Using the data below, gather each line that includes the word "MARA".

(Data extracted from a collection)
------------
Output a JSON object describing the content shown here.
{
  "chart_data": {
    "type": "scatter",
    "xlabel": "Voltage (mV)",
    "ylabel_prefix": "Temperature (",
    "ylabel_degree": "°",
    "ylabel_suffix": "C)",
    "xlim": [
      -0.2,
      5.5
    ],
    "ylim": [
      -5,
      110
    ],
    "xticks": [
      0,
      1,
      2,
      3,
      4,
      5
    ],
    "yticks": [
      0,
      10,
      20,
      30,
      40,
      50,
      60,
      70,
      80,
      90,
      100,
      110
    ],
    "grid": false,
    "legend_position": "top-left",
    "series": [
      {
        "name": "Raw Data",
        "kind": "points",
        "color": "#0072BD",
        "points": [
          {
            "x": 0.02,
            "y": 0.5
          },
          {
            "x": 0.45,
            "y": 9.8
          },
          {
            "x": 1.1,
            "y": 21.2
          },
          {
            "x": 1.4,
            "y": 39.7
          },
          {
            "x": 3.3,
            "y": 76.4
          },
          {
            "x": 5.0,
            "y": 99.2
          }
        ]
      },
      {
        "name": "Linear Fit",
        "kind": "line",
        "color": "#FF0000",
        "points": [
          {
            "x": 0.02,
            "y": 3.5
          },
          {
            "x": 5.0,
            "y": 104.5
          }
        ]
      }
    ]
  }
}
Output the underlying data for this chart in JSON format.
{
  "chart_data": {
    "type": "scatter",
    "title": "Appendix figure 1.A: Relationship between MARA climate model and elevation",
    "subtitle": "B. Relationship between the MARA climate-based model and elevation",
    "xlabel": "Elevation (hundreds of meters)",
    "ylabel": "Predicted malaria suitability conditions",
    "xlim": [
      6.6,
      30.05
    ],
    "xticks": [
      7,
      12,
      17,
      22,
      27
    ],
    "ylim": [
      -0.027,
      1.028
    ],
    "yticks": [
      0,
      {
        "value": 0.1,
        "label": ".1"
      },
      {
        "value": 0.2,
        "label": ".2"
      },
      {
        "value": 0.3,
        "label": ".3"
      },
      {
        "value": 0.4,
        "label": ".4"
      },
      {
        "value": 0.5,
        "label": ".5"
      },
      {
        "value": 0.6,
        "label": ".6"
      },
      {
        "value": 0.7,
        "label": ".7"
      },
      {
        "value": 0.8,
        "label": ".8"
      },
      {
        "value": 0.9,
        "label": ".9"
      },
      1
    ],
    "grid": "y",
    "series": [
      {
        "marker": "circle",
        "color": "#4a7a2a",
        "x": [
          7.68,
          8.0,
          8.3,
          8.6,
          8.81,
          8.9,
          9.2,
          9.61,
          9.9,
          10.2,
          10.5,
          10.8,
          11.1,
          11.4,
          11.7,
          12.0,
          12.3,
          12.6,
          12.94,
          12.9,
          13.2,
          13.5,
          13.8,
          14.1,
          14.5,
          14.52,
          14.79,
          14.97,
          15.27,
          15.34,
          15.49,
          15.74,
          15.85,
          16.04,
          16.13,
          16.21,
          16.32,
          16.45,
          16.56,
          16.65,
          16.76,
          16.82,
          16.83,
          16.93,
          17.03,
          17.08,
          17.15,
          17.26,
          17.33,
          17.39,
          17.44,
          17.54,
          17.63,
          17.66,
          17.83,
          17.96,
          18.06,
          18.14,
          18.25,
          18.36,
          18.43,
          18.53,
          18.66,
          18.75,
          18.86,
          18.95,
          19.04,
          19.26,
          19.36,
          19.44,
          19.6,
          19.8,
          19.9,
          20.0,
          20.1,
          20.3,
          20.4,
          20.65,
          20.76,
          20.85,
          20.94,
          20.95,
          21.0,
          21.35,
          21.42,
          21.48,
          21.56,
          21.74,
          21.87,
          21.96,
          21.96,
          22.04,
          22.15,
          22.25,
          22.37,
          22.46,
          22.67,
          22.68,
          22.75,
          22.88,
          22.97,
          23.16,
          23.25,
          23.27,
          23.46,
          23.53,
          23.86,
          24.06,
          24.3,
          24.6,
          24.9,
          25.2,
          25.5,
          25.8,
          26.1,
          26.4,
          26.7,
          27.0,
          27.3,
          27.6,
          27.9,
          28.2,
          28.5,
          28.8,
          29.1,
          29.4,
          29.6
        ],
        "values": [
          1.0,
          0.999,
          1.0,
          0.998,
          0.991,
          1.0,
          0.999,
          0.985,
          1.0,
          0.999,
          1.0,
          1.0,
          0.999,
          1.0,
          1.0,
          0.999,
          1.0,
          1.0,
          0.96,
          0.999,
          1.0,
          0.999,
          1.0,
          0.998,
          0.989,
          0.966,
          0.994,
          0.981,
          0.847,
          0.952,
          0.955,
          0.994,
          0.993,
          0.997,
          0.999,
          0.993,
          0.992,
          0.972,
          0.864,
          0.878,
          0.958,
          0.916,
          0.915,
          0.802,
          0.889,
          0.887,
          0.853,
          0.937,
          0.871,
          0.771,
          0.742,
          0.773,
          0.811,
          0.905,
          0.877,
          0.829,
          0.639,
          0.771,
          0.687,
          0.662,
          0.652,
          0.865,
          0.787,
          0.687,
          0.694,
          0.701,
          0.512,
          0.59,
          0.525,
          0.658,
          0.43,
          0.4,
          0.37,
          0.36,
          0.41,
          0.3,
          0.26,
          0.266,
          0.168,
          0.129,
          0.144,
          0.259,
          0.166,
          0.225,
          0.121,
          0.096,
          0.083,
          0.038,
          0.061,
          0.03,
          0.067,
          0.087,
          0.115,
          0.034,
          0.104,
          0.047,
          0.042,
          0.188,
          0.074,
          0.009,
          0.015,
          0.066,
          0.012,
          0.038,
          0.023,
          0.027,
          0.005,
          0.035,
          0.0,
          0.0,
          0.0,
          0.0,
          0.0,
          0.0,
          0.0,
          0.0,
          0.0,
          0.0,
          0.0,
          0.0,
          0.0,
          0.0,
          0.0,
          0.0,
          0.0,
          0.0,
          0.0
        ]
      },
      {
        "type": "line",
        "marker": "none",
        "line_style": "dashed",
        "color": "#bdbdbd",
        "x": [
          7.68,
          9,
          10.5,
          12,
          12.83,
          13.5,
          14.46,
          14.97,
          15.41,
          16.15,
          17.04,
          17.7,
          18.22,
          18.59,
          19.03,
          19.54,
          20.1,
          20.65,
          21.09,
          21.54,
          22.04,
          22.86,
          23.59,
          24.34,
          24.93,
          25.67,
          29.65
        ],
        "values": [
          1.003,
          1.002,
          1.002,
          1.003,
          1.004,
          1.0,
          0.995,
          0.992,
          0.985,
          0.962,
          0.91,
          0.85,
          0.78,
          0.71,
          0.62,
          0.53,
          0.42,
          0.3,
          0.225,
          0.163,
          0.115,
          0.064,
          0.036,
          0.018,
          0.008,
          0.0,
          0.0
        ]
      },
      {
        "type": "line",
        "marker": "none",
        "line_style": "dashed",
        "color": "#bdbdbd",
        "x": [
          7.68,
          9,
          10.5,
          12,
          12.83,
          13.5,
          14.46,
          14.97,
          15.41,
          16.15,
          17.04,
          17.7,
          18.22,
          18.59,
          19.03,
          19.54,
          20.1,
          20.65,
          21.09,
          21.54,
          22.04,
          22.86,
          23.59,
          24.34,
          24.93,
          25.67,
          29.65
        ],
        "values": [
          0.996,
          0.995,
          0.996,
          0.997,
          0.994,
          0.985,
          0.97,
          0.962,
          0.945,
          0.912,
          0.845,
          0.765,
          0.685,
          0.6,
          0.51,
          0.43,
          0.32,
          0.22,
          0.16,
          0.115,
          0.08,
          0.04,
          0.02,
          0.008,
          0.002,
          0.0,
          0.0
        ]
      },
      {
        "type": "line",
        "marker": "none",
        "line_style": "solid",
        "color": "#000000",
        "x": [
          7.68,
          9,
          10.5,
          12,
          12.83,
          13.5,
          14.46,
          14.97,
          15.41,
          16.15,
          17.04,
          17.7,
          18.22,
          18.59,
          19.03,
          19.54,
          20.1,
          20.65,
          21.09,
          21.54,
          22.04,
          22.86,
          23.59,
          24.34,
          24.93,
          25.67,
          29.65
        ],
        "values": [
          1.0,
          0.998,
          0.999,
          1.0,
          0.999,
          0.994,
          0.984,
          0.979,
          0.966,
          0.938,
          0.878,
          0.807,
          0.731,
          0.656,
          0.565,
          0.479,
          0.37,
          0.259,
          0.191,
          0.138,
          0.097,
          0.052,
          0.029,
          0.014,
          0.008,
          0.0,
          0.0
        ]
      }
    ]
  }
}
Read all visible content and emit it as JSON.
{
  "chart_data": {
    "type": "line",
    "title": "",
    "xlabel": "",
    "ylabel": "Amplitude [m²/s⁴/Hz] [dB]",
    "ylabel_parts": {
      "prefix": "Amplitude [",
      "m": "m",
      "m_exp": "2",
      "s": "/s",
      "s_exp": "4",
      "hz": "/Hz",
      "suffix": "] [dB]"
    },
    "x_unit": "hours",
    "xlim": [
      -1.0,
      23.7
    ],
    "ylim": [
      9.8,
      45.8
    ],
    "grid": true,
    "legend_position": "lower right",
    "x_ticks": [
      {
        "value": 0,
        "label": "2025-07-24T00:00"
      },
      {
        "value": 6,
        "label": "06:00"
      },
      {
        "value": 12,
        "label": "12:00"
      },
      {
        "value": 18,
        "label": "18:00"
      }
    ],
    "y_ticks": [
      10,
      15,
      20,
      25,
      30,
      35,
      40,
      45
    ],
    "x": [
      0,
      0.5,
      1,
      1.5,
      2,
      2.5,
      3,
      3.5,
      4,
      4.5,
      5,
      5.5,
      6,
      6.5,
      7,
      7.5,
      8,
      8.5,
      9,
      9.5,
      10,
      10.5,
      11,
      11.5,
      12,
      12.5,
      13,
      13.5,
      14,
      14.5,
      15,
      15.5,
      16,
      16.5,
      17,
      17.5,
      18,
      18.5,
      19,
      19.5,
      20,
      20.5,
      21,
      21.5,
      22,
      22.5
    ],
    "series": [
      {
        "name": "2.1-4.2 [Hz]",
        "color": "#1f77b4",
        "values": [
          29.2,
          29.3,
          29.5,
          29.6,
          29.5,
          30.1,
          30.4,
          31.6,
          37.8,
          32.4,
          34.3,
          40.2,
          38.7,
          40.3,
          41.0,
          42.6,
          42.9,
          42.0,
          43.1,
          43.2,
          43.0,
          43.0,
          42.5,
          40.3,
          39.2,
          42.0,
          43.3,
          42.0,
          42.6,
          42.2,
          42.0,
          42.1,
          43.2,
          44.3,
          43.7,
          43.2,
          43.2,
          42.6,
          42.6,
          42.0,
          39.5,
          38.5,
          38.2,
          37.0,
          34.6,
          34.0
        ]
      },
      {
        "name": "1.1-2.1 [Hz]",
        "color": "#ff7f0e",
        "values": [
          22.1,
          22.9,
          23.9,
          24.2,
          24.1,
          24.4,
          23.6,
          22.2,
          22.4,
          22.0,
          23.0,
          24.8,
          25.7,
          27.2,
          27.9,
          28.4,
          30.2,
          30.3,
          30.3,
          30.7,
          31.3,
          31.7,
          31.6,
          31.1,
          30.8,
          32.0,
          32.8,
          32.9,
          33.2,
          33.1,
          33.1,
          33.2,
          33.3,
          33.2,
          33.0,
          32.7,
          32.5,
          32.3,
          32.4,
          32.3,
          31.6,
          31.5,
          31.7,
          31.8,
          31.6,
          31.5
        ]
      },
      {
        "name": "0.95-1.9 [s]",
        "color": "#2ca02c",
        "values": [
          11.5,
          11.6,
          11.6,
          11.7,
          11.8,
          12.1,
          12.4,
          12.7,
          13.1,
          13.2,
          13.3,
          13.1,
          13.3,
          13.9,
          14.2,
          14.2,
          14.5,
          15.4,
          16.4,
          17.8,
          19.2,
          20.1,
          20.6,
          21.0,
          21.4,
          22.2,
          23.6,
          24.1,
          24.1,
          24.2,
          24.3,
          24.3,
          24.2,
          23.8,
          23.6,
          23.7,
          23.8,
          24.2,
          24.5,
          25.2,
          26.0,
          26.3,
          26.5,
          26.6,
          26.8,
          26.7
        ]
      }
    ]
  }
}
------------
**OUTPUT BELOW**:
    "title": "Appendix figure 1.A: Relationship between MARA climate model and elevation",
    "subtitle": "B. Relationship between the MARA climate-based model and elevation",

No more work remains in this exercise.